→ SET PROBLEM:
Every record should be written out exactly, please.

→ SUPPLIED RECORDS:
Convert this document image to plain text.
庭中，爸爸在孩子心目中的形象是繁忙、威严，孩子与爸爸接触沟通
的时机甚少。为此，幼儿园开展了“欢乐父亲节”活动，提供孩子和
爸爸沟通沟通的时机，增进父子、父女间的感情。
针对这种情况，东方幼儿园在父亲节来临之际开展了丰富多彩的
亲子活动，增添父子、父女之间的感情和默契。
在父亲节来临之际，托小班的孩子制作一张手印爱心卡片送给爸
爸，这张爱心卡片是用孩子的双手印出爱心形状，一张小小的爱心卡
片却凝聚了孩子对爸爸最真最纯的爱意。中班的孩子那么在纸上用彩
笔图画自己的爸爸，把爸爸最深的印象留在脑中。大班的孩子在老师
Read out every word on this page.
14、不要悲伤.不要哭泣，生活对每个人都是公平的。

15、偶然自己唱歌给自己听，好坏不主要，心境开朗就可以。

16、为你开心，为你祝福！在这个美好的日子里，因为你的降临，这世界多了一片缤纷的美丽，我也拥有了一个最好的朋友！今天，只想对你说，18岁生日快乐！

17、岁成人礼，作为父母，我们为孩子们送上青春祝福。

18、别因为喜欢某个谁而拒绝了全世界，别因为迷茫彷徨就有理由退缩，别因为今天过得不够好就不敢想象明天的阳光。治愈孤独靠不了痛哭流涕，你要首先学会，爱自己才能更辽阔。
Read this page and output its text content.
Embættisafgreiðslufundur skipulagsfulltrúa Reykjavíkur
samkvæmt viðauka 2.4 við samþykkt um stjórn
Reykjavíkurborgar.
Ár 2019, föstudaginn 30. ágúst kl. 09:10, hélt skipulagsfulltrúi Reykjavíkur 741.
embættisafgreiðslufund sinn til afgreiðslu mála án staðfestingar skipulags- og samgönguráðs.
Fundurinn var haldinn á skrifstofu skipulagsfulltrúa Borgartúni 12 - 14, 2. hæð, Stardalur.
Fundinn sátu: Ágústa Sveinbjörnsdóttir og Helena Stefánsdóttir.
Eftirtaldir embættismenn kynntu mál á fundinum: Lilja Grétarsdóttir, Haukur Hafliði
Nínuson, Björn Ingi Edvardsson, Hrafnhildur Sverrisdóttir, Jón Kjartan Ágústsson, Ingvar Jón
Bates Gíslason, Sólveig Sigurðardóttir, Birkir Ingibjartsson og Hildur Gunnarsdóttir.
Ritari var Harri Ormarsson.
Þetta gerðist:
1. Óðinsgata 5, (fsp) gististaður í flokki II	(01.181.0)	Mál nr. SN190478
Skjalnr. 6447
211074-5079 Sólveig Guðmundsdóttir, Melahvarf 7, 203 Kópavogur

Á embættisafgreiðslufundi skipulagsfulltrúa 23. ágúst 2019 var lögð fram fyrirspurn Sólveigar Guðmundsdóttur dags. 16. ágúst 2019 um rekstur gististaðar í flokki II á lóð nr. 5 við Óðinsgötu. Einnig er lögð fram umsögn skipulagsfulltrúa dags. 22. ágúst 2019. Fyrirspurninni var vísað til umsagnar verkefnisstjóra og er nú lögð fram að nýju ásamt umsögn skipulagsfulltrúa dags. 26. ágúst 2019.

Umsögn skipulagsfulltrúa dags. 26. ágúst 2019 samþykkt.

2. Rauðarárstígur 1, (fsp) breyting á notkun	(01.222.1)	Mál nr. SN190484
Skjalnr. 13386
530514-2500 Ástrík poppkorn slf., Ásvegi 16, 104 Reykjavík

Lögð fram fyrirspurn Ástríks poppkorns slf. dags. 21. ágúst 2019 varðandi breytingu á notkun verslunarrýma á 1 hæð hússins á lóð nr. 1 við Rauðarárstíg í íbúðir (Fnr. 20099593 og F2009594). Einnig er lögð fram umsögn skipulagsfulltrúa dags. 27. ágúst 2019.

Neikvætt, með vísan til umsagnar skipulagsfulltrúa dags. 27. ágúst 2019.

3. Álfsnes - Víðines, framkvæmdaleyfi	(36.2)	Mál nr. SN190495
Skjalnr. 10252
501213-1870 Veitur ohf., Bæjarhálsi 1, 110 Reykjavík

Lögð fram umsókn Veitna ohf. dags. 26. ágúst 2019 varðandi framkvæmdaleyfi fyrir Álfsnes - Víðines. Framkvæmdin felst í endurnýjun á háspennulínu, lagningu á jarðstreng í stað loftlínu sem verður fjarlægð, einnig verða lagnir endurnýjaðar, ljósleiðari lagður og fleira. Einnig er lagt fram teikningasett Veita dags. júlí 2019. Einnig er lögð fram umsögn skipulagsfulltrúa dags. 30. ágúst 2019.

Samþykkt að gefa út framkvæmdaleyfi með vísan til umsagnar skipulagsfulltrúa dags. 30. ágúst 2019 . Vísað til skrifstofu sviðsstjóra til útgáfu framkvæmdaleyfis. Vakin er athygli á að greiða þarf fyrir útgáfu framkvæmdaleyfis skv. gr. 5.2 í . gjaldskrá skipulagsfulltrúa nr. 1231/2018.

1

→ EXPECTED OUTPUT:
Convert this document image to plain text.
庭中，爸爸在孩子心目中的形象是繁忙、威严，孩子与爸爸接触沟通
的时机甚少。为此，幼儿园开展了“欢乐父亲节”活动，提供孩子和
爸爸沟通沟通的时机，增进父子、父女间的感情。
针对这种情况，东方幼儿园在父亲节来临之际开展了丰富多彩的
亲子活动，增添父子、父女之间的感情和默契。
在父亲节来临之际，托小班的孩子制作一张手印爱心卡片送给爸
爸，这张爱心卡片是用孩子的双手印出爱心形状，一张小小的爱心卡
片却凝聚了孩子对爸爸最真最纯的爱意。中班的孩子那么在纸上用彩
笔图画自己的爸爸，把爸爸最深的印象留在脑中。大班的孩子在老师
Read out every word on this page.
14、不要悲伤.不要哭泣，生活对每个人都是公平的。

15、偶然自己唱歌给自己听，好坏不主要，心境开朗就可以。

16、为你开心，为你祝福！在这个美好的日子里，因为你的降临，这世界多了一片缤纷的美丽，我也拥有了一个最好的朋友！今天，只想对你说，18岁生日快乐！

17、岁成人礼，作为父母，我们为孩子们送上青春祝福。

18、别因为喜欢某个谁而拒绝了全世界，别因为迷茫彷徨就有理由退缩，别因为今天过得不够好就不敢想象明天的阳光。治愈孤独靠不了痛哭流涕，你要首先学会，爱自己才能更辽阔。
Read this page and output its text content.
Embættisafgreiðslufundur skipulagsfulltrúa Reykjavíkur
samkvæmt viðauka 2.4 við samþykkt um stjórn
Reykjavíkurborgar.
Ár 2019, föstudaginn 30. ágúst kl. 09:10, hélt skipulagsfulltrúi Reykjavíkur 741.
embættisafgreiðslufund sinn til afgreiðslu mála án staðfestingar skipulags- og samgönguráðs.
Fundurinn var haldinn á skrifstofu skipulagsfulltrúa Borgartúni 12 - 14, 2. hæð, Stardalur.
Fundinn sátu: Ágústa Sveinbjörnsdóttir og Helena Stefánsdóttir.
Eftirtaldir embættismenn kynntu mál á fundinum: Lilja Grétarsdóttir, Haukur Hafliði
Nínuson, Björn Ingi Edvardsson, Hrafnhildur Sverrisdóttir, Jón Kjartan Ágústsson, Ingvar Jón
Bates Gíslason, Sólveig Sigurðardóttir, Birkir Ingibjartsson og Hildur Gunnarsdóttir.
Ritari var Harri Ormarsson.
Þetta gerðist:
1. Óðinsgata 5, (fsp) gististaður í flokki II	(01.181.0)	Mál nr. SN190478
Skjalnr. 6447
211074-5079 Sólveig Guðmundsdóttir, Melahvarf 7, 203 Kópavogur

Á embættisafgreiðslufundi skipulagsfulltrúa 23. ágúst 2019 var lögð fram fyrirspurn Sólveigar Guðmundsdóttur dags. 16. ágúst 2019 um rekstur gististaðar í flokki II á lóð nr. 5 við Óðinsgötu. Einnig er lögð fram umsögn skipulagsfulltrúa dags. 22. ágúst 2019. Fyrirspurninni var vísað til umsagnar verkefnisstjóra og er nú lögð fram að nýju ásamt umsögn skipulagsfulltrúa dags. 26. ágúst 2019.

Umsögn skipulagsfulltrúa dags. 26. ágúst 2019 samþykkt.

2. Rauðarárstígur 1, (fsp) breyting á notkun	(01.222.1)	Mál nr. SN190484
Skjalnr. 13386
530514-2500 Ástrík poppkorn slf., Ásvegi 16, 104 Reykjavík

Lögð fram fyrirspurn Ástríks poppkorns slf. dags. 21. ágúst 2019 varðandi breytingu á notkun verslunarrýma á 1 hæð hússins á lóð nr. 1 við Rauðarárstíg í íbúðir (Fnr. 20099593 og F2009594). Einnig er lögð fram umsögn skipulagsfulltrúa dags. 27. ágúst 2019.

Neikvætt, með vísan til umsagnar skipulagsfulltrúa dags. 27. ágúst 2019.

3. Álfsnes - Víðines, framkvæmdaleyfi	(36.2)	Mál nr. SN190495
Skjalnr. 10252
501213-1870 Veitur ohf., Bæjarhálsi 1, 110 Reykjavík

Lögð fram umsókn Veitna ohf. dags. 26. ágúst 2019 varðandi framkvæmdaleyfi fyrir Álfsnes - Víðines. Framkvæmdin felst í endurnýjun á háspennulínu, lagningu á jarðstreng í stað loftlínu sem verður fjarlægð, einnig verða lagnir endurnýjaðar, ljósleiðari lagður og fleira. Einnig er lagt fram teikningasett Veita dags. júlí 2019. Einnig er lögð fram umsögn skipulagsfulltrúa dags. 30. ágúst 2019.

Samþykkt að gefa út framkvæmdaleyfi með vísan til umsagnar skipulagsfulltrúa dags. 30. ágúst 2019 . Vísað til skrifstofu sviðsstjóra til útgáfu framkvæmdaleyfis. Vakin er athygli á að greiða þarf fyrir útgáfu framkvæmdaleyfis skv. gr. 5.2 í . gjaldskrá skipulagsfulltrúa nr. 1231/2018.

1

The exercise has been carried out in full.